◆ YOUR TASK
Whenever a line in the records below contains "tijdperk", pick it out.

◆ GIVEN ENTRIES
━━━━━━

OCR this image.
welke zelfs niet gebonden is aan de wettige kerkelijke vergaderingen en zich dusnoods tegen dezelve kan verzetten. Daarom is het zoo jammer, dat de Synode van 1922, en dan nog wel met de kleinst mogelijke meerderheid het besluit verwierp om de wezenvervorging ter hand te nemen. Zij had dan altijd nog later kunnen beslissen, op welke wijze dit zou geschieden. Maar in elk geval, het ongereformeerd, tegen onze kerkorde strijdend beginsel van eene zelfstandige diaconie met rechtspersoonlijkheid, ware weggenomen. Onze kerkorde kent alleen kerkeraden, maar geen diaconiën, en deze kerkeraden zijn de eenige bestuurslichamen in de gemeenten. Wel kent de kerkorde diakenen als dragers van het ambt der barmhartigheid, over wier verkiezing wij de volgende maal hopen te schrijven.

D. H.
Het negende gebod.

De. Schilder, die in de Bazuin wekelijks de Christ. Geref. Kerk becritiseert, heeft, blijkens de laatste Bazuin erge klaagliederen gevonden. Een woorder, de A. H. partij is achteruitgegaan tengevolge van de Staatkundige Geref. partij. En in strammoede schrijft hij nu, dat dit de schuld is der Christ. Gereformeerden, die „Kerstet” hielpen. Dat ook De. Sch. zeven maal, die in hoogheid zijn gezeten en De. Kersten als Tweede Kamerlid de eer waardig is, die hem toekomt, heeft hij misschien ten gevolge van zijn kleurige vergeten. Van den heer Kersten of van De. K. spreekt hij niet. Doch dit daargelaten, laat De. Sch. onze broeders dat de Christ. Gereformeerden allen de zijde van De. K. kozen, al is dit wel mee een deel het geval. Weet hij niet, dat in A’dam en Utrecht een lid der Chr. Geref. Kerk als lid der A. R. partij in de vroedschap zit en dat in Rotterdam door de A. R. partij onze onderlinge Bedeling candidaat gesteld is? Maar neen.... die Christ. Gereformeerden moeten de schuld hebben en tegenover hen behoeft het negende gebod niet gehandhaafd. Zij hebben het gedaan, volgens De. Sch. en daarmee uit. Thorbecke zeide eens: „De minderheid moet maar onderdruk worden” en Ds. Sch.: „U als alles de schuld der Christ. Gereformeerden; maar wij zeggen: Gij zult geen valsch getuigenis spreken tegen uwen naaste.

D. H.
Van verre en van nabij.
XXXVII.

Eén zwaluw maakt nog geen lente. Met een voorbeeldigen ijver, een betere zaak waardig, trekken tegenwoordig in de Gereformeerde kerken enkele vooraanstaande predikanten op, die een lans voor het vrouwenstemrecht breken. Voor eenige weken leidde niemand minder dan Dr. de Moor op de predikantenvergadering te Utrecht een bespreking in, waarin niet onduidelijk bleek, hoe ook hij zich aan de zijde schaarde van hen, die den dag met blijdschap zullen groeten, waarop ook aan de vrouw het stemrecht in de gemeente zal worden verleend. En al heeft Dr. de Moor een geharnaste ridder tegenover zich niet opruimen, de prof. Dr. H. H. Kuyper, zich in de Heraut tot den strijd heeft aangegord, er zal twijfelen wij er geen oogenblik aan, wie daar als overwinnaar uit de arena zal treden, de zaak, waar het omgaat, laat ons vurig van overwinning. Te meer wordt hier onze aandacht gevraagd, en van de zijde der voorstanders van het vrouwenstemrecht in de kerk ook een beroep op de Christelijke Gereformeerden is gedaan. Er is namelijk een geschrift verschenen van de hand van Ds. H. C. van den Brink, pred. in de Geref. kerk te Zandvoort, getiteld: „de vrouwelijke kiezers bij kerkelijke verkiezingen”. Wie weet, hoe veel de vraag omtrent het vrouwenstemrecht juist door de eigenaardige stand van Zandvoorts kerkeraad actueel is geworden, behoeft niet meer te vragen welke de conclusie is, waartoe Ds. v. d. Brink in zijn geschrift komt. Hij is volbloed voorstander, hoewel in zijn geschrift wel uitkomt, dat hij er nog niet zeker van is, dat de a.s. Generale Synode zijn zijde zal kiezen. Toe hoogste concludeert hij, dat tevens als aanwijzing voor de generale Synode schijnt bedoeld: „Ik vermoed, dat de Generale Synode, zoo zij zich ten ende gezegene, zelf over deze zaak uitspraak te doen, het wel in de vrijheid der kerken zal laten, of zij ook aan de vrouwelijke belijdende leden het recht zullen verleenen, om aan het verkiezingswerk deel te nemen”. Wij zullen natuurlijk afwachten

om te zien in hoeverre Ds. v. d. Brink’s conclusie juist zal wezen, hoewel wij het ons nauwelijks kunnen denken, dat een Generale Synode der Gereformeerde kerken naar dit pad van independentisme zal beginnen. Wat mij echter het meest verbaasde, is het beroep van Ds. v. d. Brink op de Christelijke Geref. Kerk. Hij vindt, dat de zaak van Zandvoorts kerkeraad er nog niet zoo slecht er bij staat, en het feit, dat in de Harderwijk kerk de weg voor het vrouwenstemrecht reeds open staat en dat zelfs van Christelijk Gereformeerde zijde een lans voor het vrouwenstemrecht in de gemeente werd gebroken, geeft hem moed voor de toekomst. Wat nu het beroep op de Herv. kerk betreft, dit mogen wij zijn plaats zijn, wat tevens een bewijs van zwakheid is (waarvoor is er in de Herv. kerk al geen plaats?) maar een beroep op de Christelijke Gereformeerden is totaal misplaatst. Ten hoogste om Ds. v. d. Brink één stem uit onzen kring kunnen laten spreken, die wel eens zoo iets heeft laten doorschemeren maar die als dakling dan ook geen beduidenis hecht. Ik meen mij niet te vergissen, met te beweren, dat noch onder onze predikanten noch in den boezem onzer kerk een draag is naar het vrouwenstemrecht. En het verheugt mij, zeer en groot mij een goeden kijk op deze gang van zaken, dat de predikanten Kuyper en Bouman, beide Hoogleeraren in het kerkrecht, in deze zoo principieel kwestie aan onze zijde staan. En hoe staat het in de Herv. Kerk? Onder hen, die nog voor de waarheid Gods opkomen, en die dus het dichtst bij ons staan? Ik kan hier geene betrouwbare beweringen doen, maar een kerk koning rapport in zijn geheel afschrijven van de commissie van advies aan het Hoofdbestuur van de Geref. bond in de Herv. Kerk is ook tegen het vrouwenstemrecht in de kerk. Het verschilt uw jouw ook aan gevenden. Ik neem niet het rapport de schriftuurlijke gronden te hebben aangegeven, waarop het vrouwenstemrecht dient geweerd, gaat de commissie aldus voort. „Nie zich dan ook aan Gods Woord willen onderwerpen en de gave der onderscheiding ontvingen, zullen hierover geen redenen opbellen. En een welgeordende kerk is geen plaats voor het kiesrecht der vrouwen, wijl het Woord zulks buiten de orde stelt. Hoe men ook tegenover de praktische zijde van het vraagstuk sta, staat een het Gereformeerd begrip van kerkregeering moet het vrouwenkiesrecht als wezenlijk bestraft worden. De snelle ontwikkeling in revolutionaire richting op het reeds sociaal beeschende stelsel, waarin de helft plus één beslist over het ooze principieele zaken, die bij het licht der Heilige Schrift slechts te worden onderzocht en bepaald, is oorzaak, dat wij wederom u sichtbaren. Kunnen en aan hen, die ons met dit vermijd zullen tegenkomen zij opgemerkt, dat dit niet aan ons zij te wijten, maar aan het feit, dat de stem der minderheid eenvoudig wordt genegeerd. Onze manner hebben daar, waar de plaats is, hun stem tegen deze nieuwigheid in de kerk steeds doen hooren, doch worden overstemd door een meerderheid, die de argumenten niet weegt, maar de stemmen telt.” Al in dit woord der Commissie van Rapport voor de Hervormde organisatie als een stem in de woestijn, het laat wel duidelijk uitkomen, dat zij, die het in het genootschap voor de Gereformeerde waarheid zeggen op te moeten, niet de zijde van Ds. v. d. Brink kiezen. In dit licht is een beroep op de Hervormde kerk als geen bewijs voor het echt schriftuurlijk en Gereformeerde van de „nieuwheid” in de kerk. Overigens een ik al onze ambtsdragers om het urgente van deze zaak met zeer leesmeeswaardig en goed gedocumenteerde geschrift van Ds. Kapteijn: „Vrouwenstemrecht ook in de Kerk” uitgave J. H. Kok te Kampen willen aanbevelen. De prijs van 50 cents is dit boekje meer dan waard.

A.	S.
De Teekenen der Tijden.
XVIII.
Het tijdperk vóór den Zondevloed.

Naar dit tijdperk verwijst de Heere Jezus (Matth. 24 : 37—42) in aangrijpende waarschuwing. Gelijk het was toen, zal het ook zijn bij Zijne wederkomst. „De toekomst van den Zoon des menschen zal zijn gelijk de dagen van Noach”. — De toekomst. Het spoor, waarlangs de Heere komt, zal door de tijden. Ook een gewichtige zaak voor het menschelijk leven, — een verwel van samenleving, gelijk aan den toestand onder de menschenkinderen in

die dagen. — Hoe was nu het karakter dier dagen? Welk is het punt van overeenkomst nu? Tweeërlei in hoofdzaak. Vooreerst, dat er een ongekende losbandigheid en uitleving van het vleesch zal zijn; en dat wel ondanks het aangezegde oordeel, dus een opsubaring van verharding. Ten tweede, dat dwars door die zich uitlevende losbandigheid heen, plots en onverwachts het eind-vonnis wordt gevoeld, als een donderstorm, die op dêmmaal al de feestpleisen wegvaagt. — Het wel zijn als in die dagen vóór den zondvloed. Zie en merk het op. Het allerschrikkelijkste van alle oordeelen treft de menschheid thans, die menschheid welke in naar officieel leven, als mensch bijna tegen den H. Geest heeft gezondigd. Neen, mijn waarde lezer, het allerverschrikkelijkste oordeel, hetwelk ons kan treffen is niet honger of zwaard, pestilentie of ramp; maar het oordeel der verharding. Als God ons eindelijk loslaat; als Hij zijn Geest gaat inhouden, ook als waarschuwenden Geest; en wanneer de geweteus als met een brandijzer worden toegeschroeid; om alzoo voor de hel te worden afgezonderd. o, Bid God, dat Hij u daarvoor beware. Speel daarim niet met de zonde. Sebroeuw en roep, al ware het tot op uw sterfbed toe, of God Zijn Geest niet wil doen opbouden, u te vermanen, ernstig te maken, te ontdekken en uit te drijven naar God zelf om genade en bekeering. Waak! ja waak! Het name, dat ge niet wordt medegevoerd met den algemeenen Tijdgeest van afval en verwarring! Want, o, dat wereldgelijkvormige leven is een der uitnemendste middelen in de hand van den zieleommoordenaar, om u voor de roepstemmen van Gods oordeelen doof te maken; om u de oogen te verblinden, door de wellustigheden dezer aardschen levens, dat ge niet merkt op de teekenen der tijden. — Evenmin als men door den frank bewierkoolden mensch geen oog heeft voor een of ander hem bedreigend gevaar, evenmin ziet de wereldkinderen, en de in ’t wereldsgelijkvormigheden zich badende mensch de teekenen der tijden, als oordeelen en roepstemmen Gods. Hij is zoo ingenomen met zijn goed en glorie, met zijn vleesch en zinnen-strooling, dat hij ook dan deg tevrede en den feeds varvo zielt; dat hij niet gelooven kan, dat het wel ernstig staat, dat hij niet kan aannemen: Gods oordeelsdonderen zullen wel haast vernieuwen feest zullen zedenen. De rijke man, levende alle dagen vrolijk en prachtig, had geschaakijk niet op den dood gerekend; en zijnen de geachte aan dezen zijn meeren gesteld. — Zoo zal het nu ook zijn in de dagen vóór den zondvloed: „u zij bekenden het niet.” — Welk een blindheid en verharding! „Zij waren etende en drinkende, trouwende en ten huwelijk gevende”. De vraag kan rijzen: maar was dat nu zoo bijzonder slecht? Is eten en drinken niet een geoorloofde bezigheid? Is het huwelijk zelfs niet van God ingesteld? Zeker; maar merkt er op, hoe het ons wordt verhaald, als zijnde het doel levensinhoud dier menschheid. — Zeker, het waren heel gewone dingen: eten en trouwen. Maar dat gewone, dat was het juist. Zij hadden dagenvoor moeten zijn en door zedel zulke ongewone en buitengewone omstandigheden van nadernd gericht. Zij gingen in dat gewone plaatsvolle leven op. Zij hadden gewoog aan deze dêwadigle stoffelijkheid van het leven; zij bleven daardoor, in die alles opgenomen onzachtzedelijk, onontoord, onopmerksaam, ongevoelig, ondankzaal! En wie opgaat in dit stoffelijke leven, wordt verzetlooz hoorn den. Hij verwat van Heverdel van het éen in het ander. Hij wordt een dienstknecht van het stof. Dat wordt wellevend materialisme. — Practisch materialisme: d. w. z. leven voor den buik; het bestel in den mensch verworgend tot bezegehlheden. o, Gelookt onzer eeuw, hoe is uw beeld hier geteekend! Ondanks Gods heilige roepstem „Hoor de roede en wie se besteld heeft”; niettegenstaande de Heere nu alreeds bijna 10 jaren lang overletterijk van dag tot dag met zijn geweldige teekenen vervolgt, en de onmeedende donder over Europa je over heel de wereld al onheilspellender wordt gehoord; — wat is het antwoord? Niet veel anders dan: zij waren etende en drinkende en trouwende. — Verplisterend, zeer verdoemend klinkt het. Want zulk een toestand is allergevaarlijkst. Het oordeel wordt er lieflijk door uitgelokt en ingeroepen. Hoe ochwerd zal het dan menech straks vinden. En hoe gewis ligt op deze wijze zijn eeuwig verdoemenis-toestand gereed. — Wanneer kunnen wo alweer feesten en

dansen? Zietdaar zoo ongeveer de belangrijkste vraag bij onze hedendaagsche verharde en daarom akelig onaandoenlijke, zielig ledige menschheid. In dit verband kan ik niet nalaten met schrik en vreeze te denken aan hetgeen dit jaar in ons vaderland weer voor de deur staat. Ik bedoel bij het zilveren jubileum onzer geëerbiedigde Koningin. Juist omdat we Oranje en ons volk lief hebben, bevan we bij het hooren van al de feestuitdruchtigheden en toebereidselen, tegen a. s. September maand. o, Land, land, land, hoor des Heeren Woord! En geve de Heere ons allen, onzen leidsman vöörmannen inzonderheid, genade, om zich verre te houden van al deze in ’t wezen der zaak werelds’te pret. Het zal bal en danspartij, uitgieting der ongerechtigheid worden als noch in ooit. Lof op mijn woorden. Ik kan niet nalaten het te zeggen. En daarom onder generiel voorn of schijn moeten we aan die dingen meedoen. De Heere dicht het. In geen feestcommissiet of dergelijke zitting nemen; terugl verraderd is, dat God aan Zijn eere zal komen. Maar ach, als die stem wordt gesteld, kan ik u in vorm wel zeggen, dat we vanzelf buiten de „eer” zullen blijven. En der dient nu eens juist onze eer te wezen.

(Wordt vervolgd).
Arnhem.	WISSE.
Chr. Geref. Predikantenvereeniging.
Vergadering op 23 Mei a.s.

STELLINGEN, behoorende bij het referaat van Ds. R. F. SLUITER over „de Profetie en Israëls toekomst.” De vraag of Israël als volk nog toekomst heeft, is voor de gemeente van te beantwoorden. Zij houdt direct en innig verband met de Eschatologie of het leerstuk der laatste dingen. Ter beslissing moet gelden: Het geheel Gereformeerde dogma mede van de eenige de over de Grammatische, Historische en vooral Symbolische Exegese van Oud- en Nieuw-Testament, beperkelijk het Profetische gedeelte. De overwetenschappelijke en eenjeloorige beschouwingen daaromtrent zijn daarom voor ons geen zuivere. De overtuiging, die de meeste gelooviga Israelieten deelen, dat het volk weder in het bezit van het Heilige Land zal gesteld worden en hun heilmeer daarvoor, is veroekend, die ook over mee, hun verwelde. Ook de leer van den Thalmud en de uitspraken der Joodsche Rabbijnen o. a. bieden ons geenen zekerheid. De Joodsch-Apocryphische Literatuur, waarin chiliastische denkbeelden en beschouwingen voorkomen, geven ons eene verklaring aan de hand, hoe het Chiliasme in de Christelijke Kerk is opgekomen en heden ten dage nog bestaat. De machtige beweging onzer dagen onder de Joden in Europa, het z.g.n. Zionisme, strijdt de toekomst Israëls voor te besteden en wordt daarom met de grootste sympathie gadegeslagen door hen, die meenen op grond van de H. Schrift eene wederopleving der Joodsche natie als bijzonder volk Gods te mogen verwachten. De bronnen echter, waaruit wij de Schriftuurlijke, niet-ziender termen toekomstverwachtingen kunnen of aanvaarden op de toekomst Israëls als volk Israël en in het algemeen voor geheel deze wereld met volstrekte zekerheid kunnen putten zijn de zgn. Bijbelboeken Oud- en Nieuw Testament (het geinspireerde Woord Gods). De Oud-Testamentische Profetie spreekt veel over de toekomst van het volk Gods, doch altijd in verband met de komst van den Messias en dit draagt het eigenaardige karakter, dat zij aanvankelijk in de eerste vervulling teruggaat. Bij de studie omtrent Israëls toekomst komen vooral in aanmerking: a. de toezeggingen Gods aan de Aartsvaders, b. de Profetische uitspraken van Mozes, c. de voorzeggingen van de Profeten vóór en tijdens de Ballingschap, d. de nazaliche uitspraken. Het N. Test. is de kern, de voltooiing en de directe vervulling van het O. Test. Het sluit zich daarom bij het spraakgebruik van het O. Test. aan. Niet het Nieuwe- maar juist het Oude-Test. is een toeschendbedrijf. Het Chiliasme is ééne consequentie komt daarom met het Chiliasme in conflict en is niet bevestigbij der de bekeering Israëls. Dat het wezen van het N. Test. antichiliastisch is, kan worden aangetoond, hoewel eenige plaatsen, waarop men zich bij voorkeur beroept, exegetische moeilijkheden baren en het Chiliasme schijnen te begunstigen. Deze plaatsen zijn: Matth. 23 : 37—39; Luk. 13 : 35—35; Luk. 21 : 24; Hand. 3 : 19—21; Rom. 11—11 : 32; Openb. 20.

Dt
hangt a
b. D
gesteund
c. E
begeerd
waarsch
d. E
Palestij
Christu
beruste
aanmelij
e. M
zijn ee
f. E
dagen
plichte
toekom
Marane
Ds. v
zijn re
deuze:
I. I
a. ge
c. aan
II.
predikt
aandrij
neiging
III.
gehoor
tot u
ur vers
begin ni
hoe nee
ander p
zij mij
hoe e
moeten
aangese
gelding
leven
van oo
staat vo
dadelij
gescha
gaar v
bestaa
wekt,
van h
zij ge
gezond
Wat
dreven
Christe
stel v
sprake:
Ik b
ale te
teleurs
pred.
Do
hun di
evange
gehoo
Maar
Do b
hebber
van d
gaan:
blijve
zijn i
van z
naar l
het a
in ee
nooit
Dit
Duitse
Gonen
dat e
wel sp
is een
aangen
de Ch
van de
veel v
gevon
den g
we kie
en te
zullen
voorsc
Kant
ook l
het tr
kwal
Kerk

━━━━━━

◆ THE COMPLETED TASK
Het tijdperk vóór den Zondevloed.
Naar dit tijdperk verwijst de Heere Jezus (Matth. 24 : 37—42) in aangrijpende waarschuwing. Gelijk het was toen, zal het ook zijn bij Zijne wederkomst. „De toekomst van den Zoon des menschen zal zijn gelijk de dagen van Noach”. — De toekomst. Het spoor, waarlangs de Heere komt, zal door de tijden. Ook een gewichtige zaak voor het menschelijk leven, — een verwel van samenleving, gelijk aan den toestand onder de menschenkinderen in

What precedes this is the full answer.